**WORK INSTRUCTIONS:** In the excerpt on Cotton Mather's sermon below, please identify the event Mather means by "An Happy REVOLUTION."
-- EXTRACT PROVIDED start --
Humiliation and Reformation

Brevity was not a virtue acquired by Cotton Mather as he aged. His election sermon six years later was even longer than that of 1690. Things for a distress’d people to think upon, a 68-page exposition of 1 Samuel 7:6-10, a “Text very proper, for a Day of Humiliation” given that “we are generally agreed, That we are in most Humbling Circumstances.” “The People of Israel, were, by their Sins, like us, the poor People of New England, brought into very dismal circumstances.” Mather calls for communal repentance and confession of sin. He laments the “want of Family-Discipline,” that is national discipline.

“Our Lord Jesus Christ from Heaven may thus Argue with us; If other People do Wound me by their Sins, ’tis not such a Wonderful and horrible Thing: But for you, O my People, of New England, a People that for the Liberties of my Gospel, I have known above the other Families of the Earth; a People that are obliged unto me, above the rest of mankind: For these Vile Things to be done among you, my Children! Oh! This is a Lamentation.”

New England risked becoming a “Degenerate Plant of a strange vine,” a dishonor to the “Rules” and “Rulers” of God.  

Mather further laments the diminishment of national stock. The first planters had been capable men, but the future hope of New England in this regard appeared bleak as the character and competence of that settler generation had not been replicated. “Where is the Glory of the Ancient Things!” Surely we can relate to Mather’s distress!

But Mather’s ire is also stoked by the reactions of the home government: “We have seen our selves Deprived, not only of Charter Liberties, but also of English-Liberties, with such Things done to us, as the High Court of Parliament, by their Vote numbred [sic] among the Grievances of the Nation.” Locally, he recalls also the devilish “Storm” of “Praeternatural Possessions” which had visited New England in 1692. This too was judgment. “O New England; Thy Father has been Spitting in thy Face… Let thy Tears run down that shamed Face.”

Front of mind for Mather was the “Irish proposals,” which Mather described as parliamentarian machinations to transplant Irish immigrants to New England unilaterally in order to “check the growing Independants [sic] of that Country.” The effect of this would be to “set up the Roman-Catholick Religion in the Plantations of America.” The New Englanders were saved from this fate only by “An Happy REVOLUTION.” By this Mather means the Glorious Revolution of 1689. But the threat of Catholic incursions remained and haunted the New England mind.

Out of gratitude, contrition, and expectancy, Mather exhorts the people to collective prayer and supplication, for prayer is “A Golden Key to Unlock all the Treasures of Heaven.” “All our Undertakings, would they not prosper the more, if by more Prayer over them, like the Servant of Abraham, we acknowledged the Lord in all our ways?”
-- EXTRACT PROVIDED end --
-- DATASET EXTRACT start --
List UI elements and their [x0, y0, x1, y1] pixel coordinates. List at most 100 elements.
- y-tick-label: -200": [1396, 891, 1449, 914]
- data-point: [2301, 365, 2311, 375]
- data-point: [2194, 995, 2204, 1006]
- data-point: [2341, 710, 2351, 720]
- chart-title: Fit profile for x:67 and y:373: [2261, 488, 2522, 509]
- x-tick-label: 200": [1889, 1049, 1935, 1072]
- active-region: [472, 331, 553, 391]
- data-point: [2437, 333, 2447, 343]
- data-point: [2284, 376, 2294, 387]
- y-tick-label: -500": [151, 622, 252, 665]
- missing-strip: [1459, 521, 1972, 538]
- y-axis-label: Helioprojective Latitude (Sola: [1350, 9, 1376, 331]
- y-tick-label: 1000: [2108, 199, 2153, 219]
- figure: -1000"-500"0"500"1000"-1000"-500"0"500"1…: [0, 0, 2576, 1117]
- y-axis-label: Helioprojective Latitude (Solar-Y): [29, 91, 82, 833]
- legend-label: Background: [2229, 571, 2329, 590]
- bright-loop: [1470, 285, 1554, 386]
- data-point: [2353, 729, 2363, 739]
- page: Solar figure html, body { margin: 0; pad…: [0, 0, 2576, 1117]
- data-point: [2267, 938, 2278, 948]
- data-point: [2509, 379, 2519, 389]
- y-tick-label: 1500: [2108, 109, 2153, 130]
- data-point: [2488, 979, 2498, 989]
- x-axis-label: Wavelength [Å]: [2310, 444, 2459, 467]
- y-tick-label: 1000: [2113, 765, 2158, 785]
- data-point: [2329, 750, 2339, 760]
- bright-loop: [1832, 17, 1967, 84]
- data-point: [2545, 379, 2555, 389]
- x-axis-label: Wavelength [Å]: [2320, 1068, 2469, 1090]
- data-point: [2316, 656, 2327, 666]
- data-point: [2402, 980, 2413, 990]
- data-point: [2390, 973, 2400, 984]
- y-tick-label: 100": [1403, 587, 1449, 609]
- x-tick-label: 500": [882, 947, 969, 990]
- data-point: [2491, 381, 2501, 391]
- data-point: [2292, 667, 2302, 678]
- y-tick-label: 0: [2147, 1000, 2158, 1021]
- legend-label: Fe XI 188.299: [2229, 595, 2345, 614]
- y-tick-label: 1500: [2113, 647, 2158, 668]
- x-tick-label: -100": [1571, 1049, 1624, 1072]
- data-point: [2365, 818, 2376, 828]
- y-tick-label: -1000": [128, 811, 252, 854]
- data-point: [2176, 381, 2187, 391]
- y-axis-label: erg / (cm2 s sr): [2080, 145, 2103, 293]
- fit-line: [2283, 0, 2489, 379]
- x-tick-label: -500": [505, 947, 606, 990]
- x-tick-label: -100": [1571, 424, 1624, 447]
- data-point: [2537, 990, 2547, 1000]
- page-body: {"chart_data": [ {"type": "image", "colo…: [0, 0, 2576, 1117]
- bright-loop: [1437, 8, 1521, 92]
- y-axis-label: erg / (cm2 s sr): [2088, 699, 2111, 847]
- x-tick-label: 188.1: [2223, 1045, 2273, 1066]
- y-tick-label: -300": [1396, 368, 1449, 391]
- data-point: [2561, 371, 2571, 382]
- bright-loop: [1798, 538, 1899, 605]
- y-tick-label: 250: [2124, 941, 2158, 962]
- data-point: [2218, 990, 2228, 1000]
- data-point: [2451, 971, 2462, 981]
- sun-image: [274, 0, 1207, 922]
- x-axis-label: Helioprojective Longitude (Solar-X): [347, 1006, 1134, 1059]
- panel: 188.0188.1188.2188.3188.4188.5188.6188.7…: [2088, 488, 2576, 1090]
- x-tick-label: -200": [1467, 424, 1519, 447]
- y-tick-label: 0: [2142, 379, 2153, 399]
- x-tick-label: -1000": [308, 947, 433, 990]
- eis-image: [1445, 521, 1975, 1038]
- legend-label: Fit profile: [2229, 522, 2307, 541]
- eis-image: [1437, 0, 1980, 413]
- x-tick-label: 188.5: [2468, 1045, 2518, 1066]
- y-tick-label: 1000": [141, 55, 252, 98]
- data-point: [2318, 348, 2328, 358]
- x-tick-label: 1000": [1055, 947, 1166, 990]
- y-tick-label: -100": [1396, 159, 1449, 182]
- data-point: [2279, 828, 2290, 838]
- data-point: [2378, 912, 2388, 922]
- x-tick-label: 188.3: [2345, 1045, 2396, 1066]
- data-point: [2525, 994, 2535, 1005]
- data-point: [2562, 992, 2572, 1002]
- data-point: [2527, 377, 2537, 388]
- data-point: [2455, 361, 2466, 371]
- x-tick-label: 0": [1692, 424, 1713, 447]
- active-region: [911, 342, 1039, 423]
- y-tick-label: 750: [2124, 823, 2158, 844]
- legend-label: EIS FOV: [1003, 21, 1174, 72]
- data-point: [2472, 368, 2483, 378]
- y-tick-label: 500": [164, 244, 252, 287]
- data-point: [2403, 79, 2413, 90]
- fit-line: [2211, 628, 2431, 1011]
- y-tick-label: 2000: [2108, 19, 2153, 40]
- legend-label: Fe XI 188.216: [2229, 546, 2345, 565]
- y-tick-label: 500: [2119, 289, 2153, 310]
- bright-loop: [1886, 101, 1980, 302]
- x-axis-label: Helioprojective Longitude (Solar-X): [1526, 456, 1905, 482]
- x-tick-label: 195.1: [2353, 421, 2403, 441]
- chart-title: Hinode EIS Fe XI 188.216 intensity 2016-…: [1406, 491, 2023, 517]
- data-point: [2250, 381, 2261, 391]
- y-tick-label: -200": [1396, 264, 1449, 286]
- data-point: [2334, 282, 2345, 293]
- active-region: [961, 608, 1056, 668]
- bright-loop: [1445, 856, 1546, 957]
-- DATASET EXTRACT end --
**RESULT OF THIS TASK:** The Glorious Revolution of 1689.